#### [SELECTED PASSAGE]

-----

Some researchers say it is up to funding agencies, journals and the professional societies that publish them to push researchers to share data openly.
“I think journal policies can be really powerful,” says Andy Farke, a dinosaur specialist and curator at the Raymond M. Alf Museum of Paleontology in Claremont, California. Increasingly strict journal policies, he notes, have helped to stamp out the practice, now considered unethical, of publishing research on fossils in private collections.

In one case in 2016, a journal did change a museum’s policy. Lynn Copes and Lynn Lucas, two PhD students then at Arizona State University in Tempe, had collected more than 400 micro-CT (very high resolution) scans of primate skulls in the collection of the Harvard Museum of Comparative Zoology for use in their dissertations, and uploaded their data to MorphoSource. But the museum, based in Cambridge, Massachusetts, was reluctant to allow the data to be shared openly; its policy required approval for all third-party uses. Then a journal, Scientific Data, rejected a paper on the material because, editors said, there was no good justification for access to the data to be restricted. “We came back to the museum and said, ‘Look, this is good publicity for the museum, this is a great resource. But it’s not going to be published if you insist on sticking with this more restrictive policy’,” says Boyer. The museum decided to change its policy, and the paper was published6. (Scientific Data is published by Springer Nature, which also publishes the Nature family of journals; these typically prefer large data sets to be deposited online, but do not mandate it. Nature’s news team is editorially independent of its publisher.)

-----

#### [EXERCISES TO COMPLETE]
1. Answer these questions using the data-sharing passage:
(a) In which city is the Raymond M. Alf Museum of Paleontology located?
(b) How many micro-CT scans of primate skulls did Copes and Lucas collect?
(c) Which journal rejected the paper on the scanned material?
2. Write the next paragraph of the data-sharing passage, continuing from its final sentence.
The rows that follow are separate material and are unrelated to the data-sharing passage.

#### [AVAILABLE DATA]
-----

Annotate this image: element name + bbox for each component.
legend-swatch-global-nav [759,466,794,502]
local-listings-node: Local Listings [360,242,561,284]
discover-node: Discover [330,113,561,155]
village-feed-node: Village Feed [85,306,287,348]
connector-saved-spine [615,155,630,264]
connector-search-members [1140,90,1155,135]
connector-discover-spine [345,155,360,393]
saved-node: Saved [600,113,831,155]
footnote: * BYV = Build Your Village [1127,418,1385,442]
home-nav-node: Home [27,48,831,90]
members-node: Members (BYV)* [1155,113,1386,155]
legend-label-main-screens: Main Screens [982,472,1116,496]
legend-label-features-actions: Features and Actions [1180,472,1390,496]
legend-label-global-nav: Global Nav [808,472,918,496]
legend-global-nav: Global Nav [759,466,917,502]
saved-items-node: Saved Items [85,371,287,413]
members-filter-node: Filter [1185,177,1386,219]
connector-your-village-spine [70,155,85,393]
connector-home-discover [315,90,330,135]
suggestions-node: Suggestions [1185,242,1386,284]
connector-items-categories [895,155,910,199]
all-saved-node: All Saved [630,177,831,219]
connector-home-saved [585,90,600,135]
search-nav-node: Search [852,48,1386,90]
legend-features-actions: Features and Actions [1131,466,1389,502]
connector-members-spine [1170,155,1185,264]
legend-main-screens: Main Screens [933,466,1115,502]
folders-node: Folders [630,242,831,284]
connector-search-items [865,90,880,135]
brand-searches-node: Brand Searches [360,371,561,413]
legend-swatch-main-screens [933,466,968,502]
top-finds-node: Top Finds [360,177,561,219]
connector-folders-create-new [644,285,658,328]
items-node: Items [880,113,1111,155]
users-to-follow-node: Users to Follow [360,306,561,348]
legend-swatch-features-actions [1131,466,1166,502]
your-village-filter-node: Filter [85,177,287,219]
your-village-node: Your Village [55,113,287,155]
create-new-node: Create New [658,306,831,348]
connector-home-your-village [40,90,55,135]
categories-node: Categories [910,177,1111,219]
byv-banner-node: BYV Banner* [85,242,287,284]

-----

#### [ANSWERS FOR EACH ITEM]
1.
(a) Claremont, California
(b) More than 400
(c) Scientific Data

2.
The Harvard museum now encourages researchers who scan specimens — fossils included — to upload their data to MorphoSource, says its director James Hanken. “They do a much better job of making these data sets available than we could,” he says.
Some journals mandate open sharing, but do not always enforce their policy — and are rarely explicit about how extensively 3D imaging data should be shared, sometimes saying simply that they follow community standards. In 2017, for instance, a paper7 that contained CT scans and 3D reconstructions of what its authors contended might be the oldest-known hominin published flat images and measurements, but not the scans themselves, stating only that: “All relevant data are within the paper and its Supporting Information files.” The report appeared in the journal PLoS ONE, which mandates sharing of data in a repository. But corresponding author Madelaine Böhme from the University of Tübingen in Germany says that the journal did not require sharing of the 3D data. A spokesperson for PLOS pointed to the journal’s data policy, which states that “authors do not need to submit the raw data collected during an investigation if the standard in the field is to share data that have been processed”.

In Farke’s view, spreadsheets of measurements from scanned specimens do not provide enough information to verify CT data. Researchers need to go back to the original scans, he says, because they might interpret them differently.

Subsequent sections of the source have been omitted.